# Rows from a figure dataset:
########################################
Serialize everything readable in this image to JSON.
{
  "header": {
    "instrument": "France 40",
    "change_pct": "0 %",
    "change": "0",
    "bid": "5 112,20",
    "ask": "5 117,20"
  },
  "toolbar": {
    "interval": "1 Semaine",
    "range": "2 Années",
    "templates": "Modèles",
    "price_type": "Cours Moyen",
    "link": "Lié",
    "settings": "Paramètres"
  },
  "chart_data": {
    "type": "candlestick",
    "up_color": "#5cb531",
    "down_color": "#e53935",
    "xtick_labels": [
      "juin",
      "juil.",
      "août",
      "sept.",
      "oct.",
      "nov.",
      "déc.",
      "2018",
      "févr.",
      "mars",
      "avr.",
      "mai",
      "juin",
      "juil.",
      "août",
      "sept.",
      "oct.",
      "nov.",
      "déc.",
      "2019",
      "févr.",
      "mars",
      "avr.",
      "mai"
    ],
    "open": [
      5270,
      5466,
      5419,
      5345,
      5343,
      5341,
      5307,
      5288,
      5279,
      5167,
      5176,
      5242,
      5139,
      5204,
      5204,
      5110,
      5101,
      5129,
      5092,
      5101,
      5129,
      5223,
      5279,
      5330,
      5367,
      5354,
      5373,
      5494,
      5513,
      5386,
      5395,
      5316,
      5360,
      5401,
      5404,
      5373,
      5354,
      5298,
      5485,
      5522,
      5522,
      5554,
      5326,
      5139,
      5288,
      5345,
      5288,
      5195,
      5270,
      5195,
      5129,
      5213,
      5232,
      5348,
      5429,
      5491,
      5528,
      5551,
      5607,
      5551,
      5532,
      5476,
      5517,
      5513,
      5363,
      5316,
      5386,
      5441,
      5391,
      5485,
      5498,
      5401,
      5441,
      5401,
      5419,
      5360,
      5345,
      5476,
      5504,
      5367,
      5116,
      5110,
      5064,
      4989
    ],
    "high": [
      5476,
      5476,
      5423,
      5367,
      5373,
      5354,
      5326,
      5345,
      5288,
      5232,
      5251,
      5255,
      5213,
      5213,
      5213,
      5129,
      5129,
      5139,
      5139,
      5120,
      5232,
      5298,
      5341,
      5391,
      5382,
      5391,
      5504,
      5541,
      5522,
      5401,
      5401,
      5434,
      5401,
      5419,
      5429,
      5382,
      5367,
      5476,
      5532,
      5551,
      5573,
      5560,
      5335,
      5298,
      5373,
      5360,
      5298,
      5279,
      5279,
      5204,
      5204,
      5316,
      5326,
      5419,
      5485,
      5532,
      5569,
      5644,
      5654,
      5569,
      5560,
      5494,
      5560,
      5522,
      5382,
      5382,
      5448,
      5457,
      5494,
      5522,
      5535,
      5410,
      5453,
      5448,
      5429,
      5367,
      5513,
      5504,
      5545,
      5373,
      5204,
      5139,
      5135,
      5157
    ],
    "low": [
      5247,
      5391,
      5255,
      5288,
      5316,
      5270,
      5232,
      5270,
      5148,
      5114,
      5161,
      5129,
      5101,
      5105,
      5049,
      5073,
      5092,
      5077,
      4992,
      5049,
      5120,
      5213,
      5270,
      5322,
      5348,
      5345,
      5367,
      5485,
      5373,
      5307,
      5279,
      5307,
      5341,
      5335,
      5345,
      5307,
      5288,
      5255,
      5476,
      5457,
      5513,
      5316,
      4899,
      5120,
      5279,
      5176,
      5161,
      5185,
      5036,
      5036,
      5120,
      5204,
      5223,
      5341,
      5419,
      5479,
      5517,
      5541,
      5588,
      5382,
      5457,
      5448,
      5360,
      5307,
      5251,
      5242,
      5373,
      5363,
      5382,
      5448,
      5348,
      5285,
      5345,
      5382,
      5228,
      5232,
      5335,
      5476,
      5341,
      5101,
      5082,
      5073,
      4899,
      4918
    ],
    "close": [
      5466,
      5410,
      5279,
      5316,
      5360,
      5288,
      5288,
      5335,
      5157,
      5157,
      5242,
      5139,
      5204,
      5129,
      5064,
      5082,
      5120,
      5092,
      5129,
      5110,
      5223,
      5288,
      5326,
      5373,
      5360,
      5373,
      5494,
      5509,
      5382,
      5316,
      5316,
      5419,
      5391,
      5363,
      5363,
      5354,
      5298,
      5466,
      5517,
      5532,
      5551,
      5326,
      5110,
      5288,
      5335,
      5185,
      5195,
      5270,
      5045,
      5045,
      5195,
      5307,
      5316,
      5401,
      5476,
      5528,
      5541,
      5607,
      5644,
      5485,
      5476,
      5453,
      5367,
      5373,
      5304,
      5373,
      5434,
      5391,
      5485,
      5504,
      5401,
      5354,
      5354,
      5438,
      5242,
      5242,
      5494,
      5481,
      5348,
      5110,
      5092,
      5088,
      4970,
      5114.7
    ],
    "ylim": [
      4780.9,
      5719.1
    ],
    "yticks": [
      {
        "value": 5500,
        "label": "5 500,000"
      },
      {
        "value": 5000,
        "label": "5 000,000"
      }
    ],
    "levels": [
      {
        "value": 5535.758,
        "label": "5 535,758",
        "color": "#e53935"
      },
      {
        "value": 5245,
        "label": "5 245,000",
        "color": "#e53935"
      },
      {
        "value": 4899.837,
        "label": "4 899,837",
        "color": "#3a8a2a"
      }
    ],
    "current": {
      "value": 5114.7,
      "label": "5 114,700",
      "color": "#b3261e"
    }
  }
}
########################################
# Job:
Extract all of the data above without altering anything.

# Answer to this exercise:
Serialize everything readable in this image to JSON.
{
  "header": {
    "instrument": "France 40",
    "change_pct": "0 %",
    "change": "0",
    "bid": "5 112,20",
    "ask": "5 117,20"
  },
  "toolbar": {
    "interval": "1 Semaine",
    "range": "2 Années",
    "templates": "Modèles",
    "price_type": "Cours Moyen",
    "link": "Lié",
    "settings": "Paramètres"
  },
  "chart_data": {
    "type": "candlestick",
    "up_color": "#5cb531",
    "down_color": "#e53935",
    "xtick_labels": [
      "juin",
      "juil.",
      "août",
      "sept.",
      "oct.",
      "nov.",
      "déc.",
      "2018",
      "févr.",
      "mars",
      "avr.",
      "mai",
      "juin",
      "juil.",
      "août",
      "sept.",
      "oct.",
      "nov.",
      "déc.",
      "2019",
      "févr.",
      "mars",
      "avr.",
      "mai"
    ],
    "open": [
      5270,
      5466,
      5419,
      5345,
      5343,
      5341,
      5307,
      5288,
      5279,
      5167,
      5176,
      5242,
      5139,
      5204,
      5204,
      5110,
      5101,
      5129,
      5092,
      5101,
      5129,
      5223,
      5279,
      5330,
      5367,
      5354,
      5373,
      5494,
      5513,
      5386,
      5395,
      5316,
      5360,
      5401,
      5404,
      5373,
      5354,
      5298,
      5485,
      5522,
      5522,
      5554,
      5326,
      5139,
      5288,
      5345,
      5288,
      5195,
      5270,
      5195,
      5129,
      5213,
      5232,
      5348,
      5429,
      5491,
      5528,
      5551,
      5607,
      5551,
      5532,
      5476,
      5517,
      5513,
      5363,
      5316,
      5386,
      5441,
      5391,
      5485,
      5498,
      5401,
      5441,
      5401,
      5419,
      5360,
      5345,
      5476,
      5504,
      5367,
      5116,
      5110,
      5064,
      4989
    ],
    "high": [
      5476,
      5476,
      5423,
      5367,
      5373,
      5354,
      5326,
      5345,
      5288,
      5232,
      5251,
      5255,
      5213,
      5213,
      5213,
      5129,
      5129,
      5139,
      5139,
      5120,
      5232,
      5298,
      5341,
      5391,
      5382,
      5391,
      5504,
      5541,
      5522,
      5401,
      5401,
      5434,
      5401,
      5419,
      5429,
      5382,
      5367,
      5476,
      5532,
      5551,
      5573,
      5560,
      5335,
      5298,
      5373,
      5360,
      5298,
      5279,
      5279,
      5204,
      5204,
      5316,
      5326,
      5419,
      5485,
      5532,
      5569,
      5644,
      5654,
      5569,
      5560,
      5494,
      5560,
      5522,
      5382,
      5382,
      5448,
      5457,
      5494,
      5522,
      5535,
      5410,
      5453,
      5448,
      5429,
      5367,
      5513,
      5504,
      5545,
      5373,
      5204,
      5139,
      5135,
      5157
    ],
    "low": [
      5247,
      5391,
      5255,
      5288,
      5316,
      5270,
      5232,
      5270,
      5148,
      5114,
      5161,
      5129,
      5101,
      5105,
      5049,
      5073,
      5092,
      5077,
      4992,
      5049,
      5120,
      5213,
      5270,
      5322,
      5348,
      5345,
      5367,
      5485,
      5373,
      5307,
      5279,
      5307,
      5341,
      5335,
      5345,
      5307,
      5288,
      5255,
      5476,
      5457,
      5513,
      5316,
      4899,
      5120,
      5279,
      5176,
      5161,
      5185,
      5036,
      5036,
      5120,
      5204,
      5223,
      5341,
      5419,
      5479,
      5517,
      5541,
      5588,
      5382,
      5457,
      5448,
      5360,
      5307,
      5251,
      5242,
      5373,
      5363,
      5382,
      5448,
      5348,
      5285,
      5345,
      5382,
      5228,
      5232,
      5335,
      5476,
      5341,
      5101,
      5082,
      5073,
      4899,
      4918
    ],
    "close": [
      5466,
      5410,
      5279,
      5316,
      5360,
      5288,
      5288,
      5335,
      5157,
      5157,
      5242,
      5139,
      5204,
      5129,
      5064,
      5082,
      5120,
      5092,
      5129,
      5110,
      5223,
      5288,
      5326,
      5373,
      5360,
      5373,
      5494,
      5509,
      5382,
      5316,
      5316,
      5419,
      5391,
      5363,
      5363,
      5354,
      5298,
      5466,
      5517,
      5532,
      5551,
      5326,
      5110,
      5288,
      5335,
      5185,
      5195,
      5270,
      5045,
      5045,
      5195,
      5307,
      5316,
      5401,
      5476,
      5528,
      5541,
      5607,
      5644,
      5485,
      5476,
      5453,
      5367,
      5373,
      5304,
      5373,
      5434,
      5391,
      5485,
      5504,
      5401,
      5354,
      5354,
      5438,
      5242,
      5242,
      5494,
      5481,
      5348,
      5110,
      5092,
      5088,
      4970,
      5114.7
    ],
    "ylim": [
      4780.9,
      5719.1
    ],
    "yticks": [
      {
        "value": 5500,
        "label": "5 500,000"
      },
      {
        "value": 5000,
        "label": "5 000,000"
      }
    ],
    "levels": [
      {
        "value": 5535.758,
        "label": "5 535,758",
        "color": "#e53935"
      },
      {
        "value": 5245,
        "label": "5 245,000",
        "color": "#e53935"
      },
      {
        "value": 4899.837,
        "label": "4 899,837",
        "color": "#3a8a2a"
      }
    ],
    "current": {
      "value": 5114.7,
      "label": "5 114,700",
      "color": "#b3261e"
    }
  }
}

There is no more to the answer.